[Data excerpts]
+ + + + +
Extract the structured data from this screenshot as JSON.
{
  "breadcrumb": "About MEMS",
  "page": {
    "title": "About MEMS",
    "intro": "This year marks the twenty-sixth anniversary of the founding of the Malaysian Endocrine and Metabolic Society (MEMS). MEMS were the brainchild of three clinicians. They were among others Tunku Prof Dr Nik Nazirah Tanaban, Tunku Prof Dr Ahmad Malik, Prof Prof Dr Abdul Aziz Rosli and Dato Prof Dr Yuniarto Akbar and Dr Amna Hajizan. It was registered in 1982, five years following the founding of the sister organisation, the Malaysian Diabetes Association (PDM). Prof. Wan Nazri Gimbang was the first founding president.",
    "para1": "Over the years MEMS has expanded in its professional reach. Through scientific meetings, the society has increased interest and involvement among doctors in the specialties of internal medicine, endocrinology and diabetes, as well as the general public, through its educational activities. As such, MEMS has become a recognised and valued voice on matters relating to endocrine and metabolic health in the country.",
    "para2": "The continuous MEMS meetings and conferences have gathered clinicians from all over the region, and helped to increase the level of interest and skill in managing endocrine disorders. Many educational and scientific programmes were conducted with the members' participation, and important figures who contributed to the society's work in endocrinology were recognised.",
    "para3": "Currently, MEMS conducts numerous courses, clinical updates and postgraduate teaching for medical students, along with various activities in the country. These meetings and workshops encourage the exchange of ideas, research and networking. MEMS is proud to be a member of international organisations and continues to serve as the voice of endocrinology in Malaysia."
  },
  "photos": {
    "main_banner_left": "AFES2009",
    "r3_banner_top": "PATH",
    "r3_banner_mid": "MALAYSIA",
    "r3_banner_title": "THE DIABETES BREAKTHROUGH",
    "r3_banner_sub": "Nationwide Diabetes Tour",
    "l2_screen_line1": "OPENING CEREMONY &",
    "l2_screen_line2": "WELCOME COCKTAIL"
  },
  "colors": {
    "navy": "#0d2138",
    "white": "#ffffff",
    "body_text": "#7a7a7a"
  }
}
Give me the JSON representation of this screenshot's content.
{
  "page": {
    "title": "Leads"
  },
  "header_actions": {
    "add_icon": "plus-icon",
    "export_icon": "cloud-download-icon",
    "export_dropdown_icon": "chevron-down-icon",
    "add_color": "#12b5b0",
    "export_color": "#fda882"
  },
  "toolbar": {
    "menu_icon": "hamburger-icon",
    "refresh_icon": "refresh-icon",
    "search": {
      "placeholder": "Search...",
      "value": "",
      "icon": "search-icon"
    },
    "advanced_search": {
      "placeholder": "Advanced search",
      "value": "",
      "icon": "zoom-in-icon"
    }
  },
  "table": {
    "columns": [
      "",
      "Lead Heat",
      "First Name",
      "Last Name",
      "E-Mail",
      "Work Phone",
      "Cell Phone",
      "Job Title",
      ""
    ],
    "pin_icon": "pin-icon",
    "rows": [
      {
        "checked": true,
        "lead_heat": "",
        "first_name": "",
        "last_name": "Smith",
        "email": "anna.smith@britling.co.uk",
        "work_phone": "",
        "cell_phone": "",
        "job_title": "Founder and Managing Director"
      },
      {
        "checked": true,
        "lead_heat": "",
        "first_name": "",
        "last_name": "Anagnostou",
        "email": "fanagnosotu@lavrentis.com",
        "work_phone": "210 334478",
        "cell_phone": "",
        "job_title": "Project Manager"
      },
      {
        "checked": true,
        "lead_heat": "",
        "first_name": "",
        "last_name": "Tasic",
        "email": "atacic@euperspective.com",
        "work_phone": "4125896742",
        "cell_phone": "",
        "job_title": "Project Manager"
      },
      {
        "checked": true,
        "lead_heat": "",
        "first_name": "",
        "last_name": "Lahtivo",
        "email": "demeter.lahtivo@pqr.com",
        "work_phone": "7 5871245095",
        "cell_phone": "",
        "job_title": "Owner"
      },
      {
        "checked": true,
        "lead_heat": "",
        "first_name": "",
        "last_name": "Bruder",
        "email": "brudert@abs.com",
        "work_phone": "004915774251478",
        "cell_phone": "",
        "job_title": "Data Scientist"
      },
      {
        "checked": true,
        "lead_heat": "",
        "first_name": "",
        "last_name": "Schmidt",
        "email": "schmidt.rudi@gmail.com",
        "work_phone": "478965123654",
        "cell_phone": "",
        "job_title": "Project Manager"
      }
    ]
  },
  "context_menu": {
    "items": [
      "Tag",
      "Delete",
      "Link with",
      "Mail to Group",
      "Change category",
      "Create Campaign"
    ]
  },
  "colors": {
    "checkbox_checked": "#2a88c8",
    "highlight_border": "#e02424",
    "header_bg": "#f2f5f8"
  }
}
+ + + + +
### Exercise instructions:
Extract every line that has the string "from" in it.

### Answer to the problem:
Extract the structured data from this screenshot as JSON.
    "para2": "The continuous MEMS meetings and conferences have gathered clinicians from all over the region, and helped to increase the level of interest and skill in managing endocrine disorders. Many educational and scientific programmes were conducted with the members' participation, and important figures who contributed to the society's work in endocrinology were recognised.",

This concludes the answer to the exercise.